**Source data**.
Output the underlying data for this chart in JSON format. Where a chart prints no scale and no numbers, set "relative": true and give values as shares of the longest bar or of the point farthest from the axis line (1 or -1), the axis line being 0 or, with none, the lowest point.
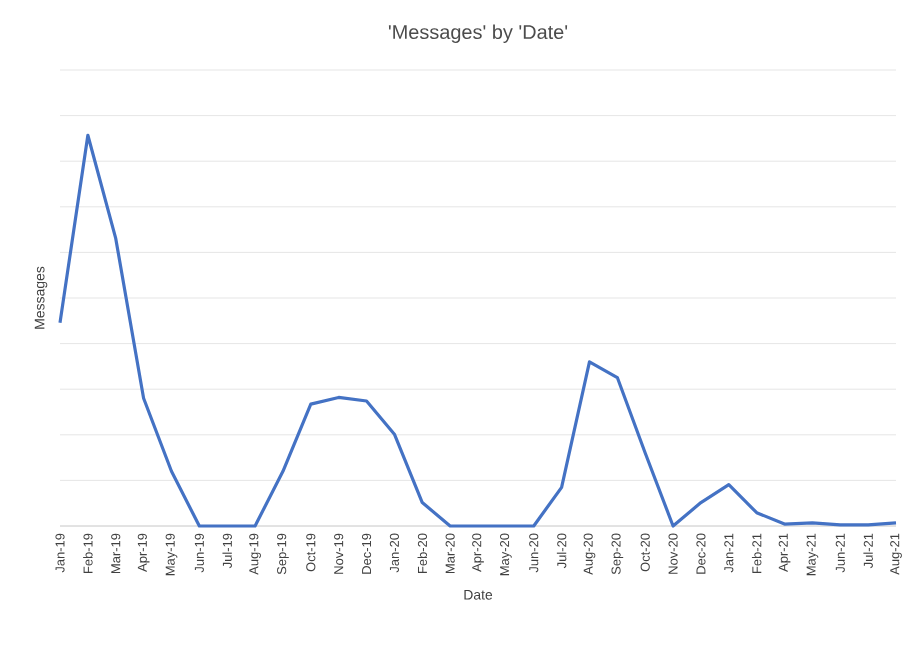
{
  "chart_data": {
    "type": "line",
    "title": "'Messages' by 'Date'",
    "xlabel": "Date",
    "ylabel": "Messages",
    "relative": true,
    "grid": "y",
    "legend": false,
    "marker": "none",
    "line_style": "solid",
    "categories": [
      "Jan-19",
      "Feb-19",
      "Mar-19",
      "Apr-19",
      "May-19",
      "Jun-19",
      "Jul-19",
      "Aug-19",
      "Sep-19",
      "Oct-19",
      "Nov-19",
      "Dec-19",
      "Jan-20",
      "Feb-20",
      "Mar-20",
      "Apr-20",
      "May-20",
      "Jun-20",
      "Jul-20",
      "Aug-20",
      "Sep-20",
      "Oct-20",
      "Nov-20",
      "Dec-20",
      "Jan-21",
      "Feb-21",
      "Apr-21",
      "May-21",
      "Jun-21",
      "Jul-21",
      "Aug-21"
    ],
    "series": [
      {
        "color": "#4472c4",
        "values": [
          0.52,
          1.0,
          0.736,
          0.327,
          0.14,
          0,
          0,
          0,
          0.14,
          0.312,
          0.329,
          0.32,
          0.235,
          0.06,
          0,
          0,
          0,
          0,
          0.099,
          0.42,
          0.38,
          0.187,
          0,
          0.06,
          0.106,
          0.034,
          0.005,
          0.008,
          0.003,
          0.003,
          0.008
        ]
      }
    ]
  }
}
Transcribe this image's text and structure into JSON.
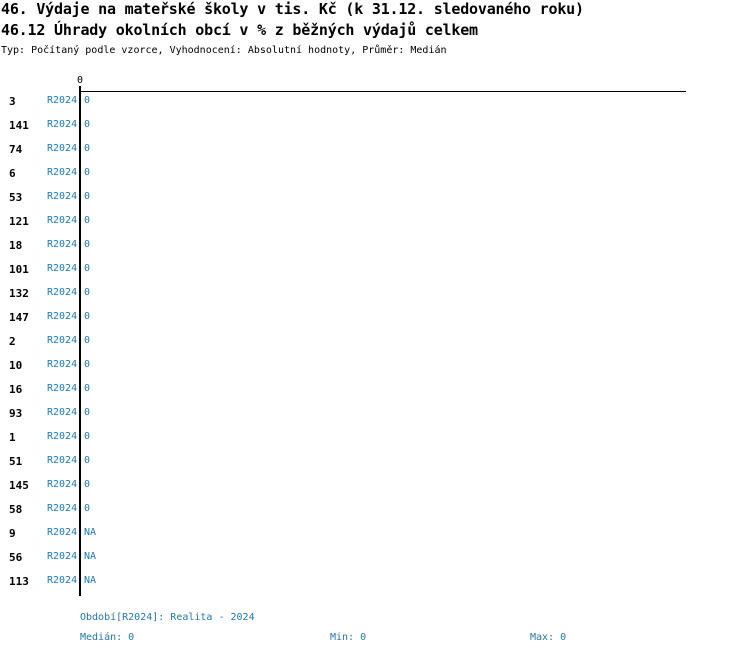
{
  "title": "46. Výdaje na mateřské školy v tis. Kč (k 31.12. sledovaného roku)",
  "subtitle": "46.12 Úhrady okolních obcí v % z běžných výdajů celkem",
  "info": "Typ: Počítaný podle vzorce, Vyhodnocení: Absolutní hodnoty, Průměr: Medián",
  "colors": {
    "accent": "#1f77b4",
    "axis": "#000000"
  },
  "chart_data": {
    "type": "bar",
    "orientation": "horizontal",
    "x_tick_labels": [
      "0"
    ],
    "period": "R2024",
    "categories": [
      "3",
      "141",
      "74",
      "6",
      "53",
      "121",
      "18",
      "101",
      "132",
      "147",
      "2",
      "10",
      "16",
      "93",
      "1",
      "51",
      "145",
      "58",
      "9",
      "56",
      "113"
    ],
    "value_labels": [
      "0",
      "0",
      "0",
      "0",
      "0",
      "0",
      "0",
      "0",
      "0",
      "0",
      "0",
      "0",
      "0",
      "0",
      "0",
      "0",
      "0",
      "0",
      "NA",
      "NA",
      "NA"
    ],
    "values": [
      0,
      0,
      0,
      0,
      0,
      0,
      0,
      0,
      0,
      0,
      0,
      0,
      0,
      0,
      0,
      0,
      0,
      0,
      null,
      null,
      null
    ]
  },
  "footer": {
    "period_label": "Období[R2024]: Realita - 2024",
    "median": "Medián: 0",
    "min": "Min: 0",
    "max": "Max: 0"
  }
}
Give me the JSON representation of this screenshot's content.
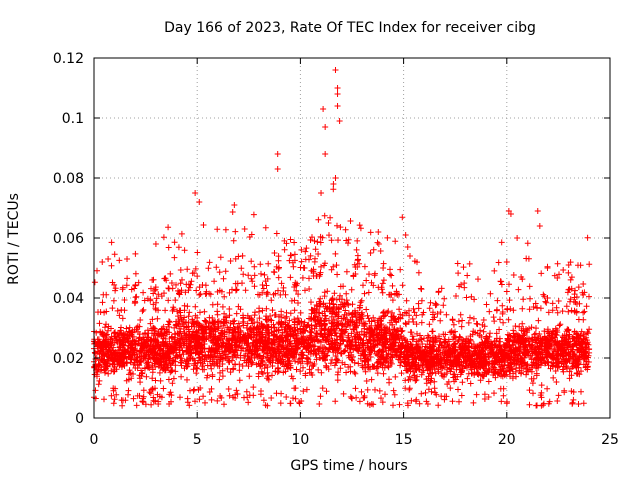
{
  "chart_data": {
    "type": "scatter",
    "title": "Day 166 of 2023, Rate Of TEC Index for receiver cibg",
    "xlabel": "GPS time / hours",
    "ylabel": "ROTI / TECUs",
    "xlim": [
      0,
      25
    ],
    "ylim": [
      0,
      0.12
    ],
    "x_ticks": [
      0,
      5,
      10,
      15,
      20,
      25
    ],
    "x_tick_labels": [
      "0",
      "5",
      "10",
      "15",
      "20",
      "25"
    ],
    "y_ticks": [
      0,
      0.02,
      0.04,
      0.06,
      0.08,
      0.1,
      0.12
    ],
    "y_tick_labels": [
      "0",
      "0.02",
      "0.04",
      "0.06",
      "0.08",
      "0.1",
      "0.12"
    ],
    "grid": true,
    "marker": "+",
    "color": "#ff0000",
    "series": [
      {
        "name": "ROTI",
        "x_range_hours": [
          0,
          24
        ],
        "typical_band": [
          0.008,
          0.035
        ],
        "outliers": [
          [
            0.4,
            0.052
          ],
          [
            1.6,
            0.053
          ],
          [
            3.0,
            0.058
          ],
          [
            4.9,
            0.075
          ],
          [
            5.1,
            0.072
          ],
          [
            6.8,
            0.071
          ],
          [
            7.3,
            0.063
          ],
          [
            8.9,
            0.088
          ],
          [
            8.9,
            0.083
          ],
          [
            10.2,
            0.05
          ],
          [
            11.1,
            0.103
          ],
          [
            11.2,
            0.097
          ],
          [
            11.2,
            0.088
          ],
          [
            11.7,
            0.116
          ],
          [
            11.8,
            0.11
          ],
          [
            11.8,
            0.108
          ],
          [
            11.8,
            0.104
          ],
          [
            11.9,
            0.099
          ],
          [
            11.7,
            0.08
          ],
          [
            11.6,
            0.078
          ],
          [
            11.0,
            0.075
          ],
          [
            13.4,
            0.055
          ],
          [
            13.8,
            0.058
          ],
          [
            15.1,
            0.061
          ],
          [
            15.2,
            0.057
          ],
          [
            20.0,
            0.052
          ],
          [
            20.1,
            0.069
          ],
          [
            20.2,
            0.068
          ],
          [
            20.5,
            0.06
          ],
          [
            21.5,
            0.069
          ],
          [
            21.6,
            0.064
          ],
          [
            23.0,
            0.051
          ],
          [
            23.4,
            0.038
          ]
        ]
      }
    ]
  }
}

**TASK REQUIREMENTS**.
Reproduce each record above by retyping it exactly; omit all images.

**SOLUTION**.
Output the underlying data for this chart in JSON format. Where a chart prints no scale and no numbers, set "relative": true and give values as shares of the longest bar or of the point farthest from the axis line (1 or -1), the axis line being 0 or, with none, the lowest point.
{
  "chart_data": {
    "type": "line",
    "title": "'Messages' by 'Date'",
    "xlabel": "Date",
    "ylabel": "Messages",
    "relative": true,
    "grid": "y",
    "legend": false,
    "marker": "none",
    "line_style": "solid",
    "categories": [
      "Jan-19",
      "Feb-19",
      "Mar-19",
      "Apr-19",
      "May-19",
      "Jun-19",
      "Jul-19",
      "Aug-19",
      "Sep-19",
      "Oct-19",
      "Nov-19",
      "Dec-19",
      "Jan-20",
      "Feb-20",
      "Mar-20",
      "Apr-20",
      "May-20",
      "Jun-20",
      "Jul-20",
      "Aug-20",
      "Sep-20",
      "Oct-20",
      "Nov-20",
      "Dec-20",
      "Jan-21",
      "Feb-21",
      "Apr-21",
      "May-21",
      "Jun-21",
      "Jul-21",
      "Aug-21"
    ],
    "series": [
      {
        "color": "#4472c4",
        "values": [
          0.52,
          1.0,
          0.736,
          0.327,
          0.14,
          0,
          0,
          0,
          0.14,
          0.312,
          0.329,
          0.32,
          0.235,
          0.06,
          0,
          0,
          0,
          0,
          0.099,
          0.42,
          0.38,
          0.187,
          0,
          0.06,
          0.106,
          0.034,
          0.005,
          0.008,
          0.003,
          0.003,
          0.008
        ]
      }
    ]
  }
}
Transcribe this image's text and structure into JSON.
{
  "title": "46. Výdaje na mateřské školy v tis. Kč (k 31.12. sledovaného roku)",
  "subtitle": "46.12 Úhrady okolních obcí v % z běžných výdajů celkem",
  "info": "Typ: Počítaný podle vzorce, Vyhodnocení: Absolutní hodnoty, Průměr: Medián",
  "colors": {
    "accent": "#1f77b4",
    "axis": "#000000"
  },
  "chart_data": {
    "type": "bar",
    "orientation": "horizontal",
    "x_tick_labels": [
      "0"
    ],
    "period": "R2024",
    "categories": [
      "3",
      "141",
      "74",
      "6",
      "53",
      "121",
      "18",
      "101",
      "132",
      "147",
      "2",
      "10",
      "16",
      "93",
      "1",
      "51",
      "145",
      "58",
      "9",
      "56",
      "113"
    ],
    "value_labels": [
      "0",
      "0",
      "0",
      "0",
      "0",
      "0",
      "0",
      "0",
      "0",
      "0",
      "0",
      "0",
      "0",
      "0",
      "0",
      "0",
      "0",
      "0",
      "NA",
      "NA",
      "NA"
    ],
    "values": [
      0,
      0,
      0,
      0,
      0,
      0,
      0,
      0,
      0,
      0,
      0,
      0,
      0,
      0,
      0,
      0,
      0,
      0,
      null,
      null,
      null
    ]
  },
  "footer": {
    "period_label": "Období[R2024]: Realita - 2024",
    "median": "Medián: 0",
    "min": "Min: 0",
    "max": "Max: 0"
  }
}
Give me the JSON representation of this screenshot's content.
{
  "chart_data": {
    "type": "scatter",
    "title": "Day 166 of 2023, Rate Of TEC Index for receiver cibg",
    "xlabel": "GPS time / hours",
    "ylabel": "ROTI / TECUs",
    "xlim": [
      0,
      25
    ],
    "ylim": [
      0,
      0.12
    ],
    "x_ticks": [
      0,
      5,
      10,
      15,
      20,
      25
    ],
    "x_tick_labels": [
      "0",
      "5",
      "10",
      "15",
      "20",
      "25"
    ],
    "y_ticks": [
      0,
      0.02,
      0.04,
      0.06,
      0.08,
      0.1,
      0.12
    ],
    "y_tick_labels": [
      "0",
      "0.02",
      "0.04",
      "0.06",
      "0.08",
      "0.1",
      "0.12"
    ],
    "grid": true,
    "marker": "+",
    "color": "#ff0000",
    "series": [
      {
        "name": "ROTI",
        "x_range_hours": [
          0,
          24
        ],
        "typical_band": [
          0.008,
          0.035
        ],
        "outliers": [
          [
            0.4,
            0.052
          ],
          [
            1.6,
            0.053
          ],
          [
            3.0,
            0.058
          ],
          [
            4.9,
            0.075
          ],
          [
            5.1,
            0.072
          ],
          [
            6.8,
            0.071
          ],
          [
            7.3,
            0.063
          ],
          [
            8.9,
            0.088
          ],
          [
            8.9,
            0.083
          ],
          [
            10.2,
            0.05
          ],
          [
            11.1,
            0.103
          ],
          [
            11.2,
            0.097
          ],
          [
            11.2,
            0.088
          ],
          [
            11.7,
            0.116
          ],
          [
            11.8,
            0.11
          ],
          [
            11.8,
            0.108
          ],
          [
            11.8,
            0.104
          ],
          [
            11.9,
            0.099
          ],
          [
            11.7,
            0.08
          ],
          [
            11.6,
            0.078
          ],
          [
            11.0,
            0.075
          ],
          [
            13.4,
            0.055
          ],
          [
            13.8,
            0.058
          ],
          [
            15.1,
            0.061
          ],
          [
            15.2,
            0.057
          ],
          [
            20.0,
            0.052
          ],
          [
            20.1,
            0.069
          ],
          [
            20.2,
            0.068
          ],
          [
            20.5,
            0.06
          ],
          [
            21.5,
            0.069
          ],
          [
            21.6,
            0.064
          ],
          [
            23.0,
            0.051
          ],
          [
            23.4,
            0.038
          ]
        ]
      }
    ]
  }
}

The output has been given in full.